### JOB
Without including any images, reproduce each entry exactly.

Data entries:
═══

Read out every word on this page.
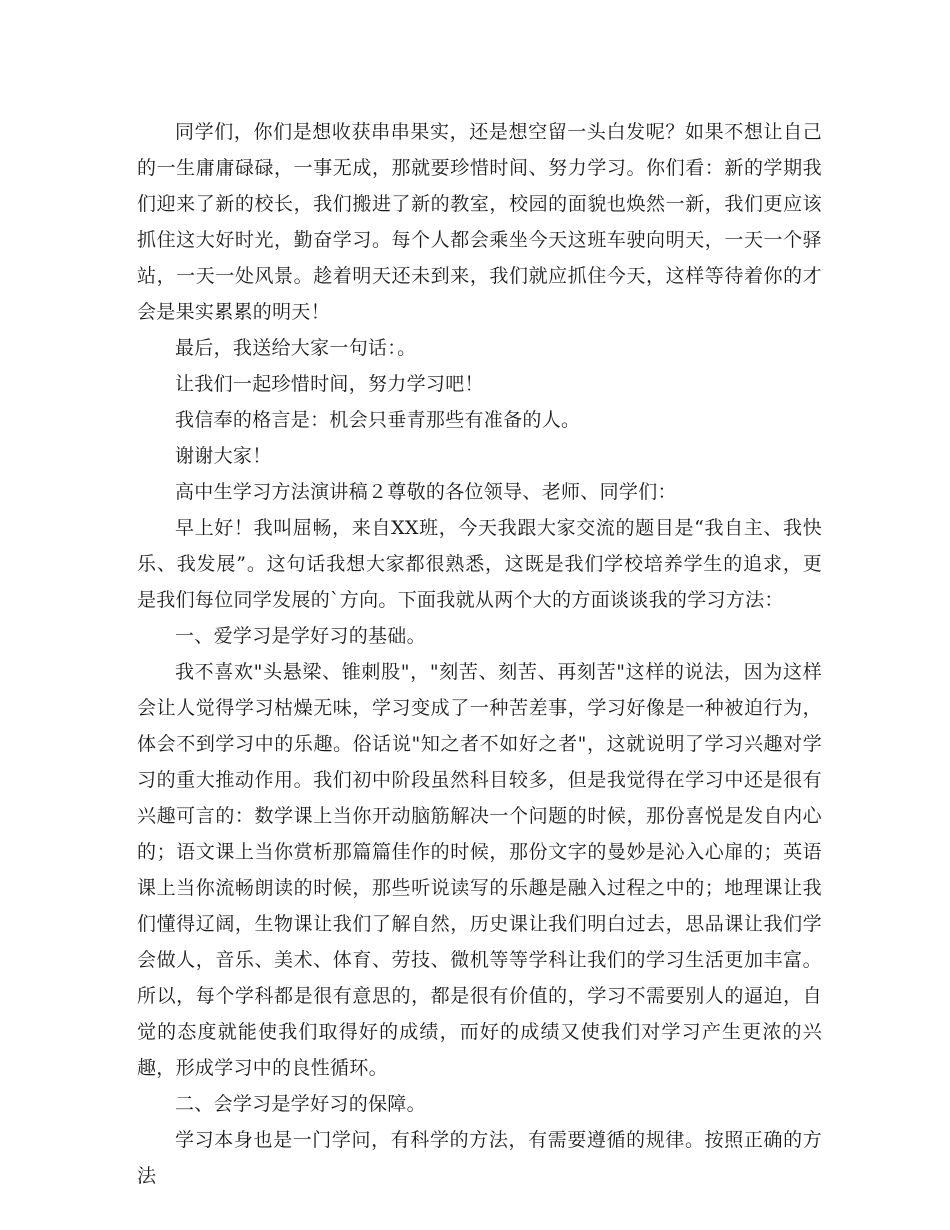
同学们，你们是想收获串串果实，还是想空留一头白发呢？如果不想让自己的一生庸庸碌碌，一事无成，那就要珍惜时间、努力学习。你们看：新的学期我们迎来了新的校长，我们搬进了新的教室，校园的面貌也焕然一新，我们更应该抓住这大好时光，勤奋学习。每个人都会乘坐今天这班车驶向明天，一天一个驿站，一天一处风景。趁着明天还未到来，我们就应抓住今天，这样等待着你的才会是果实累累的明天！

最后，我送给大家一句话：。

让我们一起珍惜时间，努力学习吧！

我信奉的格言是：机会只垂青那些有准备的人。

谢谢大家！

高中生学习方法演讲稿２尊敬的各位领导、老师、同学们：

早上好！我叫屈畅，来自XX班，今天我跟大家交流的题目是“我自主、我快乐、我发展”。这句话我想大家都很熟悉，这既是我们学校培养学生的追求，更是我们每位同学发展的`方向。下面我就从两个大的方面谈谈我的学习方法：

一、爱学习是学好习的基础。

我不喜欢"头悬梁、锥刺股"，"刻苦、刻苦、再刻苦"这样的说法，因为这样会让人觉得学习枯燥无味，学习变成了一种苦差事，学习好像是一种被迫行为，体会不到学习中的乐趣。俗话说"知之者不如好之者"，这就说明了学习兴趣对学习的重大推动作用。我们初中阶段虽然科目较多，但是我觉得在学习中还是很有兴趣可言的：数学课上当你开动脑筋解决一个问题的时候，那份喜悦是发自内心的；语文课上当你赏析那篇篇佳作的时候，那份文字的曼妙是沁入心扉的；英语课上当你流畅朗读的时候，那些听说读写的乐趣是融入过程之中的；地理课让我们懂得辽阔，生物课让我们了解自然，历史课让我们明白过去，思品课让我们学会做人，音乐、美术、体育、劳技、微机等等学科让我们的学习生活更加丰富。所以，每个学科都是很有意思的，都是很有价值的，学习不需要别人的逼迫，自觉的态度就能使我们取得好的成绩，而好的成绩又使我们对学习产生更浓的兴趣，形成学习中的良性循环。

二、会学习是学好习的保障。

学习本身也是一门学问，有科学的方法，有需要遵循的规律。按照正确的方法
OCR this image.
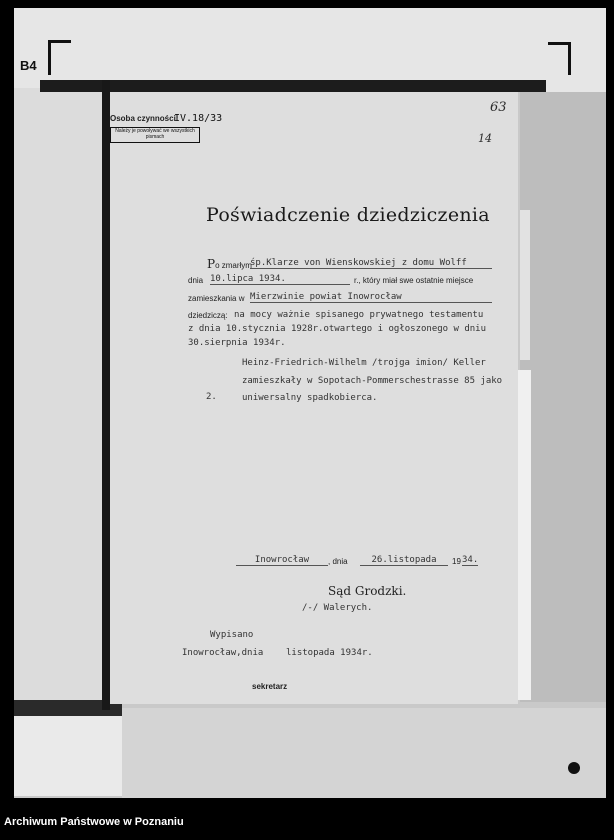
B4
Osoba czynności:
IV.18/33
Należy je powoływać we wszystkich pismach
63
14
Poświadczenie dziedziczenia
Po zmarłym
śp.Klarze von Wienskowskiej z domu Wolff
dnia 10.lipca 1934.	r., który miał swe ostatnie miejsce
zamieszkania w Mierzwinie powiat Inowrocław
dziedziczą: na mocy ważnie spisanego prywatnego testamentu
z dnia 10.stycznia 1928r.otwartego i ogłoszonego w dniu
30.sierpnia 1934r.
Heinz-Friedrich-Wilhelm /trojga imion/ Keller
zamieszkały w Sopotach-Pommerschestrasse 85 jako
2.	uniwersalny spadkobierca.
Inowrocław	, dnia	26.listopada	19 34.
Sąd Grodzki.
/-/ Walerych.
Wypisano
Inowrocław,dnia	listopada 1934r.
sekretarz
Archiwum Państwowe w Poznaniu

═══

### THE COMPLETED TASK
Read out every word on this page.
同学们，你们是想收获串串果实，还是想空留一头白发呢？如果不想让自己的一生庸庸碌碌，一事无成，那就要珍惜时间、努力学习。你们看：新的学期我们迎来了新的校长，我们搬进了新的教室，校园的面貌也焕然一新，我们更应该抓住这大好时光，勤奋学习。每个人都会乘坐今天这班车驶向明天，一天一个驿站，一天一处风景。趁着明天还未到来，我们就应抓住今天，这样等待着你的才会是果实累累的明天！

最后，我送给大家一句话：。

让我们一起珍惜时间，努力学习吧！

我信奉的格言是：机会只垂青那些有准备的人。

谢谢大家！

高中生学习方法演讲稿２尊敬的各位领导、老师、同学们：

早上好！我叫屈畅，来自XX班，今天我跟大家交流的题目是“我自主、我快乐、我发展”。这句话我想大家都很熟悉，这既是我们学校培养学生的追求，更是我们每位同学发展的`方向。下面我就从两个大的方面谈谈我的学习方法：

一、爱学习是学好习的基础。

我不喜欢"头悬梁、锥刺股"，"刻苦、刻苦、再刻苦"这样的说法，因为这样会让人觉得学习枯燥无味，学习变成了一种苦差事，学习好像是一种被迫行为，体会不到学习中的乐趣。俗话说"知之者不如好之者"，这就说明了学习兴趣对学习的重大推动作用。我们初中阶段虽然科目较多，但是我觉得在学习中还是很有兴趣可言的：数学课上当你开动脑筋解决一个问题的时候，那份喜悦是发自内心的；语文课上当你赏析那篇篇佳作的时候，那份文字的曼妙是沁入心扉的；英语课上当你流畅朗读的时候，那些听说读写的乐趣是融入过程之中的；地理课让我们懂得辽阔，生物课让我们了解自然，历史课让我们明白过去，思品课让我们学会做人，音乐、美术、体育、劳技、微机等等学科让我们的学习生活更加丰富。所以，每个学科都是很有意思的，都是很有价值的，学习不需要别人的逼迫，自觉的态度就能使我们取得好的成绩，而好的成绩又使我们对学习产生更浓的兴趣，形成学习中的良性循环。

二、会学习是学好习的保障。

学习本身也是一门学问，有科学的方法，有需要遵循的规律。按照正确的方法
OCR this image.
B4
Osoba czynności:
IV.18/33
Należy je powoływać we wszystkich pismach
63
14
Poświadczenie dziedziczenia
Po zmarłym
śp.Klarze von Wienskowskiej z domu Wolff
dnia 10.lipca 1934.	r., który miał swe ostatnie miejsce
zamieszkania w Mierzwinie powiat Inowrocław
dziedziczą: na mocy ważnie spisanego prywatnego testamentu
z dnia 10.stycznia 1928r.otwartego i ogłoszonego w dniu
30.sierpnia 1934r.
Heinz-Friedrich-Wilhelm /trojga imion/ Keller
zamieszkały w Sopotach-Pommerschestrasse 85 jako
2.	uniwersalny spadkobierca.
Inowrocław	, dnia	26.listopada	19 34.
Sąd Grodzki.
/-/ Walerych.
Wypisano
Inowrocław,dnia	listopada 1934r.
sekretarz
Archiwum Państwowe w Poznaniu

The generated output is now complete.